**WORK REQUIRED:**
Retyping should cover only the lines from the one containing "Enumerate this screenshot's" through the final line of the records, with pictures omitted.

**RECORDS:**
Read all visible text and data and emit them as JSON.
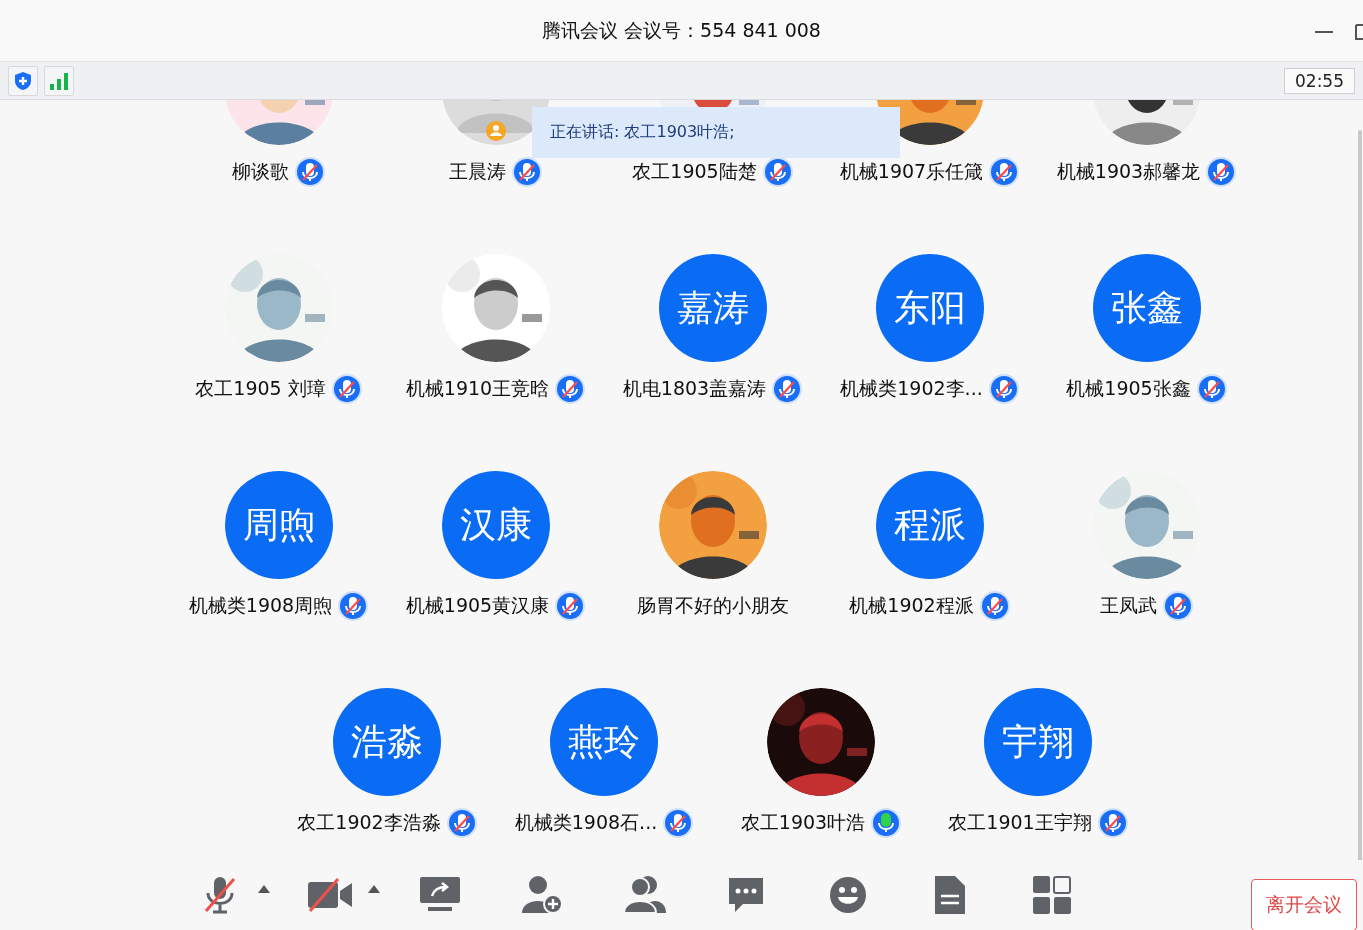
{
  "window": {
    "title": "腾讯会议 会议号：554 841 008"
  },
  "timer": "02:55",
  "speaking": "正在讲话: 农工1903叶浩;",
  "participants": [
    {
      "name": "柳谈歌",
      "muted": true
    },
    {
      "name": "王晨涛",
      "avatar": {
        "kind": "default"
      },
      "muted": true
    },
    {
      "name": "农工1905陆楚",
      "muted": true
    },
    {
      "name": "机械1907乐任箴",
      "muted": true
    },
    {
      "name": "机械1903郝馨龙",
      "muted": true
    },
    {
      "name": "农工1905 刘璋",
      "muted": true
    },
    {
      "name": "机械1910王竞晗",
      "muted": true
    },
    {
      "name": "机电1803盖嘉涛",
      "avatar": {
        "kind": "initials",
        "text": "嘉涛"
      },
      "muted": true
    },
    {
      "name": "机械类1902李...",
      "avatar": {
        "kind": "initials",
        "text": "东阳"
      },
      "muted": true
    },
    {
      "name": "机械1905张鑫",
      "avatar": {
        "kind": "initials",
        "text": "张鑫"
      },
      "muted": true
    },
    {
      "name": "机械类1908周煦",
      "avatar": {
        "kind": "initials",
        "text": "周煦"
      },
      "muted": true
    },
    {
      "name": "机械1905黄汉康",
      "avatar": {
        "kind": "initials",
        "text": "汉康"
      },
      "muted": true
    },
    {
      "name": "肠胃不好的小朋友"
    },
    {
      "name": "机械1902程派",
      "avatar": {
        "kind": "initials",
        "text": "程派"
      },
      "muted": true
    },
    {
      "name": "王凤武",
      "muted": true
    },
    {
      "name": "农工1902李浩淼",
      "avatar": {
        "kind": "initials",
        "text": "浩淼"
      },
      "muted": true
    },
    {
      "name": "机械类1908石...",
      "avatar": {
        "kind": "initials",
        "text": "燕玲"
      },
      "muted": true
    },
    {
      "name": "农工1903叶浩",
      "muted": false
    },
    {
      "name": "农工1901王宇翔",
      "avatar": {
        "kind": "initials",
        "text": "宇翔"
      },
      "muted": true
    }
  ],
  "toolbar": {
    "mic_muted": true,
    "video_off": true
  },
  "leave_button": "离开会议"
}
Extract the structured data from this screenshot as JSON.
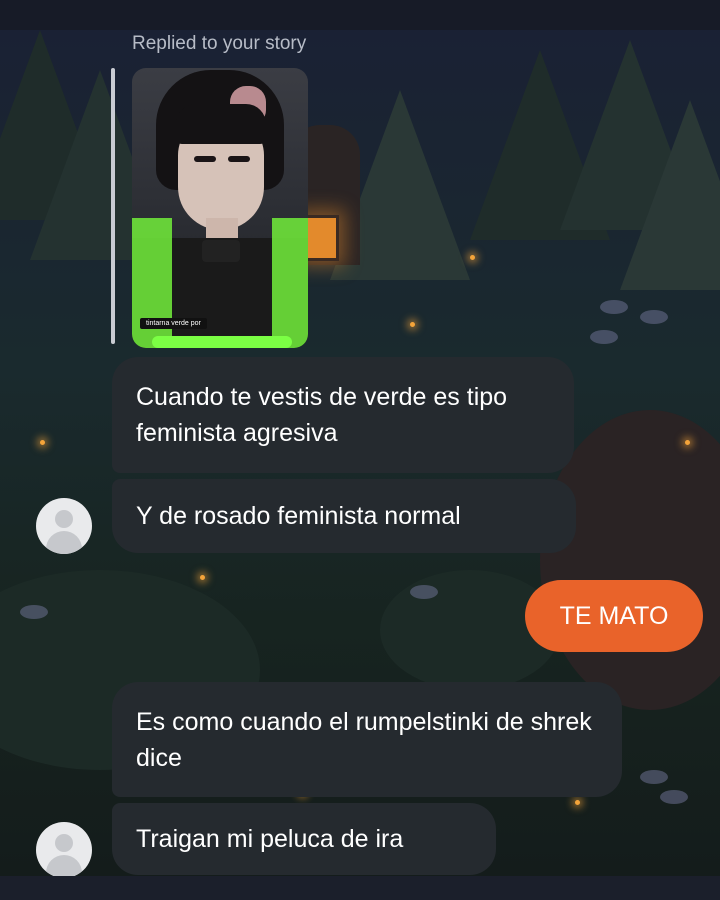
{
  "story_reply": {
    "label": "Replied to your story",
    "story_caption": "tintarna verde por"
  },
  "messages": [
    {
      "id": "m1",
      "direction": "incoming",
      "text": "Cuando te vestis de verde es tipo feminista agresiva"
    },
    {
      "id": "m2",
      "direction": "incoming",
      "text": "Y de rosado feminista normal"
    },
    {
      "id": "m3",
      "direction": "outgoing",
      "text": "TE MATO"
    },
    {
      "id": "m4",
      "direction": "incoming",
      "text": "Es como cuando el rumpelstinki de shrek dice"
    },
    {
      "id": "m5",
      "direction": "incoming",
      "text": "Traigan mi peluca de ira"
    }
  ],
  "colors": {
    "incoming_bubble": "#252a2f",
    "outgoing_bubble": "#e9632a",
    "text": "#ffffff",
    "reply_label": "#b7bcc7"
  },
  "icons": {
    "avatar": "default-avatar-icon"
  }
}
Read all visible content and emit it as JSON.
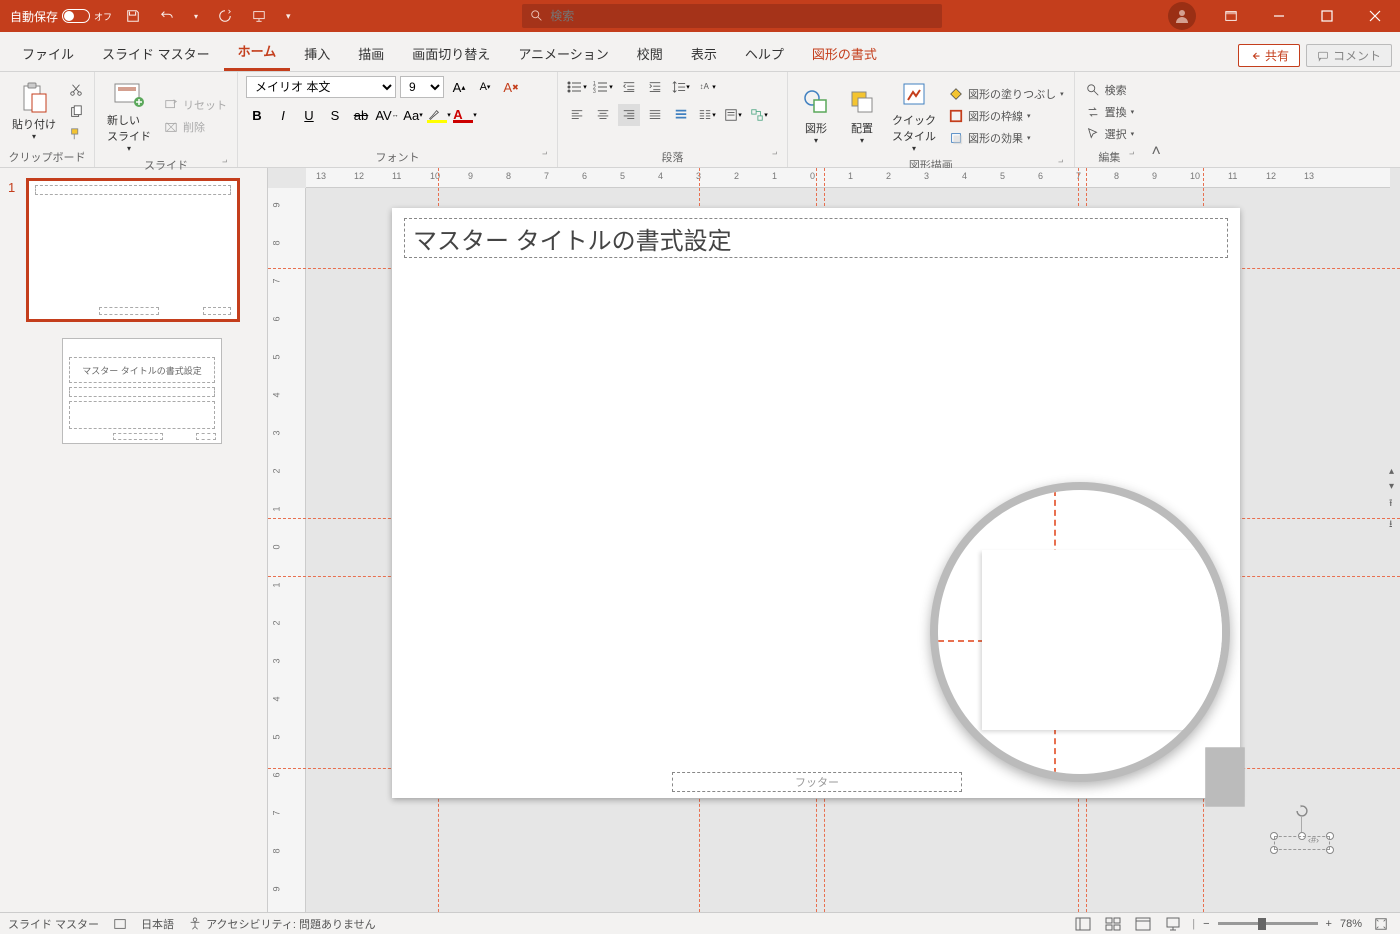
{
  "titlebar": {
    "autosave_label": "自動保存",
    "autosave_state": "オフ",
    "search_placeholder": "検索"
  },
  "tabs": {
    "file": "ファイル",
    "slide_master": "スライド マスター",
    "home": "ホーム",
    "insert": "挿入",
    "draw": "描画",
    "transition": "画面切り替え",
    "animation": "アニメーション",
    "review": "校閲",
    "view": "表示",
    "help": "ヘルプ",
    "shape_format": "図形の書式",
    "share": "共有",
    "comment": "コメント"
  },
  "ribbon": {
    "clipboard": {
      "label": "クリップボード",
      "paste": "貼り付け"
    },
    "slides": {
      "label": "スライド",
      "new_slide": "新しい\nスライド",
      "reset": "リセット",
      "delete": "削除"
    },
    "font": {
      "label": "フォント",
      "name": "メイリオ 本文",
      "size": "9"
    },
    "paragraph": {
      "label": "段落"
    },
    "drawing": {
      "label": "図形描画",
      "shape": "図形",
      "arrange": "配置",
      "quick_style": "クイック\nスタイル",
      "fill": "図形の塗りつぶし",
      "outline": "図形の枠線",
      "effects": "図形の効果"
    },
    "editing": {
      "label": "編集",
      "find": "検索",
      "replace": "置換",
      "select": "選択"
    }
  },
  "canvas": {
    "title_text": "マスター タイトルの書式設定",
    "footer_text": "フッター",
    "hruler_ticks": [
      "13",
      "12",
      "11",
      "10",
      "9",
      "8",
      "7",
      "6",
      "5",
      "4",
      "3",
      "2",
      "1",
      "0",
      "1",
      "2",
      "3",
      "4",
      "5",
      "6",
      "7",
      "8",
      "9",
      "10",
      "11",
      "12",
      "13"
    ],
    "vruler_ticks": [
      "9",
      "8",
      "7",
      "6",
      "5",
      "4",
      "3",
      "2",
      "1",
      "0",
      "1",
      "2",
      "3",
      "4",
      "5",
      "6",
      "7",
      "8",
      "9"
    ]
  },
  "thumbs": {
    "num1": "1",
    "layout_title": "マスター タイトルの書式設定"
  },
  "status": {
    "view_name": "スライド マスター",
    "language": "日本語",
    "accessibility": "アクセシビリティ: 問題ありません",
    "zoom": "78%"
  }
}
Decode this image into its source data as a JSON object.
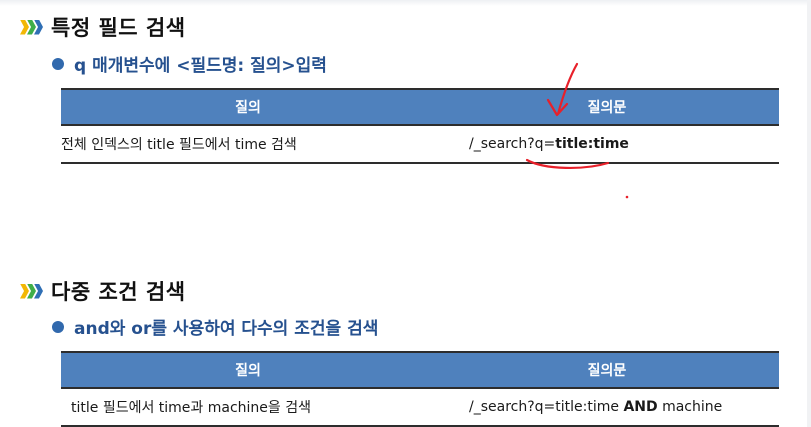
{
  "sections": [
    {
      "title": "특정 필드 검색",
      "bullet": "q 매개변수에 <필드명: 질의>입력",
      "table": {
        "headers": [
          "질의",
          "질의문"
        ],
        "row": {
          "query": "전체 인덱스의 title 필드에서 time 검색",
          "statement_prefix": "/_search?q=",
          "statement_bold": "title:time",
          "statement_suffix": ""
        }
      }
    },
    {
      "title": "다중 조건 검색",
      "bullet": "and와 or를 사용하여 다수의 조건을 검색",
      "table": {
        "headers": [
          "질의",
          "질의문"
        ],
        "row": {
          "query": "title 필드에서 time과 machine을 검색",
          "statement_prefix": "/_search?q=title:time ",
          "statement_bold": "AND",
          "statement_suffix": " machine"
        }
      }
    }
  ],
  "colors": {
    "header_bg": "#4f81bd",
    "bullet_text": "#26518f",
    "bullet_dot": "#3169ad",
    "chevron": [
      "#f2b705",
      "#3fae49",
      "#2f6fb5"
    ],
    "annotation": "#e8202a"
  }
}
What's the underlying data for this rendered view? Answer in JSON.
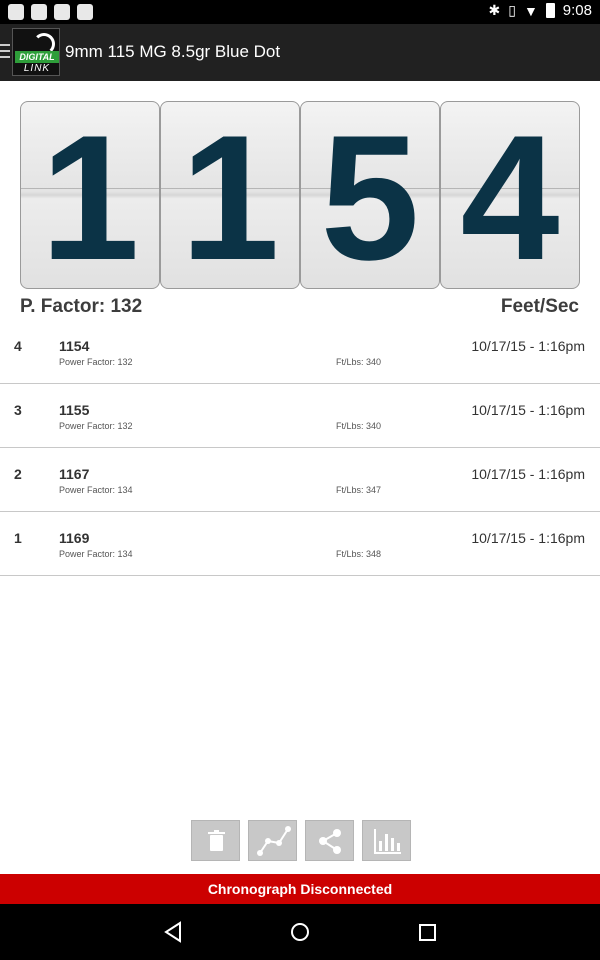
{
  "status_bar": {
    "time": "9:08",
    "icons": [
      "cloud-upload-icon",
      "image-icon",
      "mail-icon",
      "bag-icon",
      "bluetooth-icon",
      "vibrate-icon",
      "wifi-icon",
      "battery-icon"
    ]
  },
  "app_bar": {
    "title": "9mm 115 MG 8.5gr Blue Dot",
    "logo_text_top": "DIGITAL",
    "logo_text_bottom": "LINK"
  },
  "counter": {
    "digits": [
      "1",
      "1",
      "5",
      "4"
    ],
    "power_factor_label": "P. Factor: 132",
    "unit_label": "Feet/Sec"
  },
  "shots": [
    {
      "index": "4",
      "velocity": "1154",
      "power_factor": "Power Factor: 132",
      "ft_lbs": "Ft/Lbs: 340",
      "timestamp": "10/17/15 - 1:16pm"
    },
    {
      "index": "3",
      "velocity": "1155",
      "power_factor": "Power Factor: 132",
      "ft_lbs": "Ft/Lbs: 340",
      "timestamp": "10/17/15 - 1:16pm"
    },
    {
      "index": "2",
      "velocity": "1167",
      "power_factor": "Power Factor: 134",
      "ft_lbs": "Ft/Lbs: 347",
      "timestamp": "10/17/15 - 1:16pm"
    },
    {
      "index": "1",
      "velocity": "1169",
      "power_factor": "Power Factor: 134",
      "ft_lbs": "Ft/Lbs: 348",
      "timestamp": "10/17/15 - 1:16pm"
    }
  ],
  "toolbar": {
    "buttons": [
      "trash-icon",
      "trend-line-icon",
      "share-icon",
      "bar-chart-icon"
    ]
  },
  "connection_status": "Chronograph Disconnected",
  "colors": {
    "app_bar": "#212121",
    "digit_text": "#0b3346",
    "disconnect_bar": "#cc0000",
    "logo_green": "#2e9e3a"
  }
}
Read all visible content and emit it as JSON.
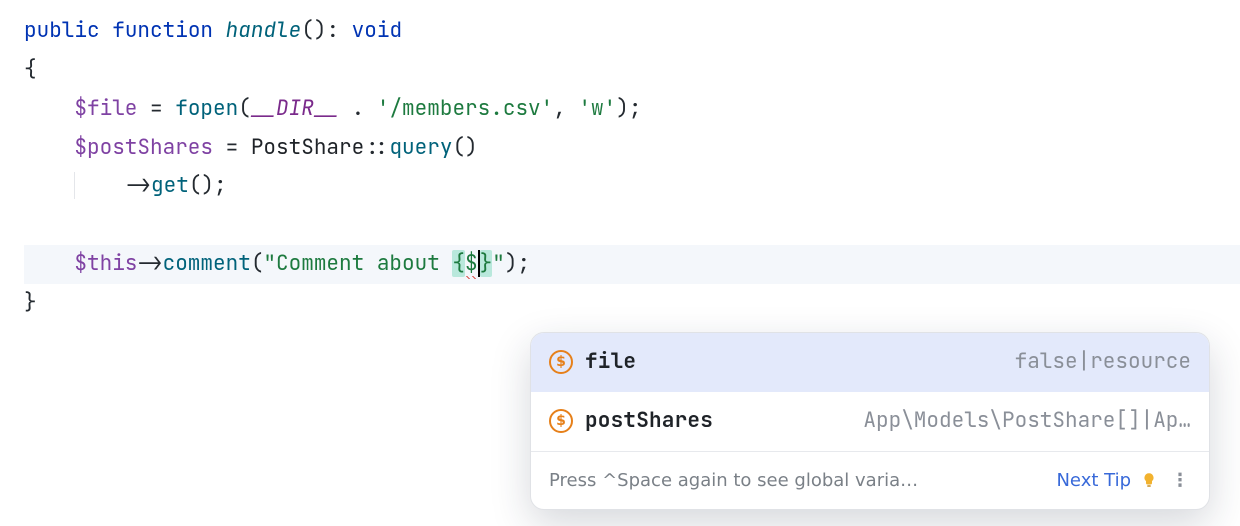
{
  "code": {
    "l1": {
      "public": "public",
      "function": "function",
      "name": "handle",
      "parens": "()",
      "colon": ":",
      "void": "void"
    },
    "l2": {
      "brace": "{"
    },
    "l3": {
      "var": "$file",
      "eq": " = ",
      "fn": "fopen",
      "op": "(",
      "magic": "__DIR__",
      "cat": " . ",
      "s1": "'/members.csv'",
      "comma": ", ",
      "s2": "'w'",
      "close": ");"
    },
    "l4": {
      "var": "$postShares",
      "eq": " = ",
      "cls": "PostShare",
      "scope": "::",
      "fn": "query",
      "close": "()"
    },
    "l5": {
      "arrow": "->",
      "fn": "get",
      "close": "();"
    },
    "l6": {
      "blank": ""
    },
    "l7": {
      "var": "$this",
      "arrow": "->",
      "fn": "comment",
      "open": "(",
      "s_open": "\"Comment about ",
      "intp_open": "{",
      "dollar": "$",
      "intp_close": "}",
      "s_close": "\"",
      "close": ");"
    },
    "l8": {
      "brace": "}"
    }
  },
  "autocomplete": {
    "items": [
      {
        "name": "file",
        "type": "false|resource",
        "selected": true
      },
      {
        "name": "postShares",
        "type": "App\\Models\\PostShare[]|Ap…",
        "selected": false
      }
    ],
    "footer_hint": "Press ^Space again to see global varia…",
    "next_tip": "Next Tip"
  },
  "icons": {
    "coin_glyph": "$",
    "dots": "⋮"
  }
}
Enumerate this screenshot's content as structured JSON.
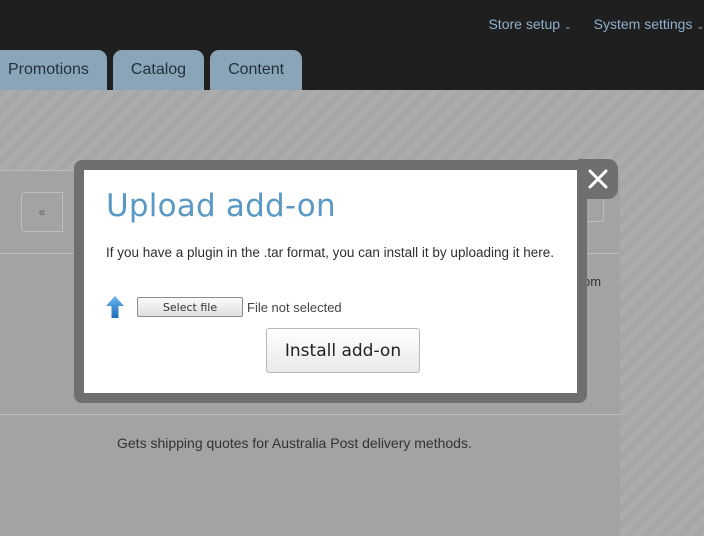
{
  "topmenu": {
    "store_setup": "Store setup",
    "system_settings": "System settings"
  },
  "tabs": [
    {
      "label": "Promotions"
    },
    {
      "label": "Catalog"
    },
    {
      "label": "Content"
    }
  ],
  "background": {
    "pager_prev": "«",
    "cut_text": "om",
    "addon_description": "Gets shipping quotes for Australia Post delivery methods."
  },
  "modal": {
    "title": "Upload add-on",
    "text": "If you have a plugin in the .tar format, you can install it by uploading it here.",
    "select_file_label": "Select file",
    "file_status": "File not selected",
    "install_label": "Install add-on"
  },
  "colors": {
    "accent": "#5a99c4",
    "topbar": "#1f1f1f",
    "tab": "#8aa4b8",
    "overlay_frame": "#6f6f6f"
  }
}
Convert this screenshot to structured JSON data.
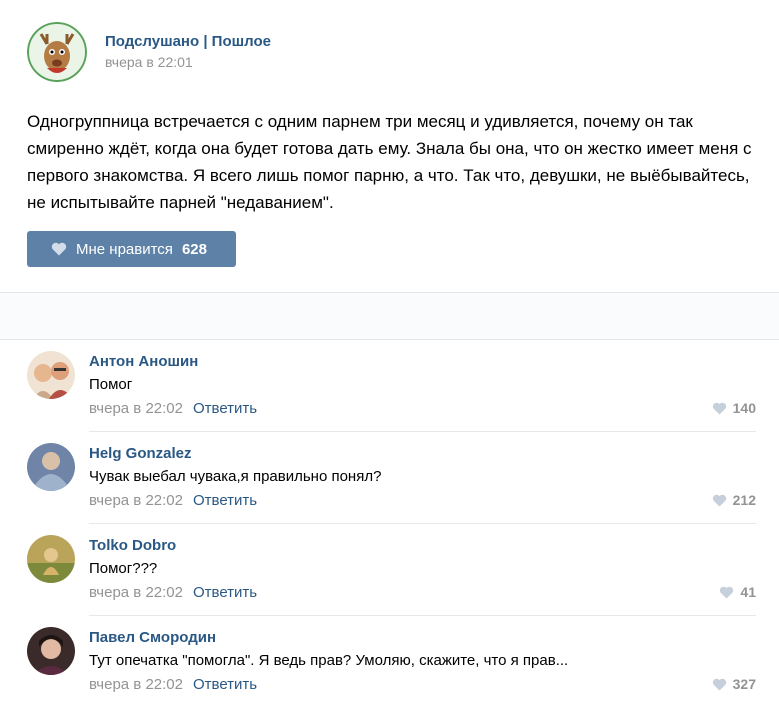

**EXERCISE RESULT:**
Enumerate this screenshot's content as structured JSON.
{
  "topmenu": {
    "store_setup": "Store setup",
    "system_settings": "System settings"
  },
  "tabs": [
    {
      "label": "Promotions"
    },
    {
      "label": "Catalog"
    },
    {
      "label": "Content"
    }
  ],
  "background": {
    "pager_prev": "«",
    "cut_text": "om",
    "addon_description": "Gets shipping quotes for Australia Post delivery methods."
  },
  "modal": {
    "title": "Upload add-on",
    "text": "If you have a plugin in the .tar format, you can install it by uploading it here.",
    "select_file_label": "Select file",
    "file_status": "File not selected",
    "install_label": "Install add-on"
  },
  "colors": {
    "accent": "#5a99c4",
    "topbar": "#1f1f1f",
    "tab": "#8aa4b8",
    "overlay_frame": "#6f6f6f"
  }
}
Convert this screenshot to structured JSON data.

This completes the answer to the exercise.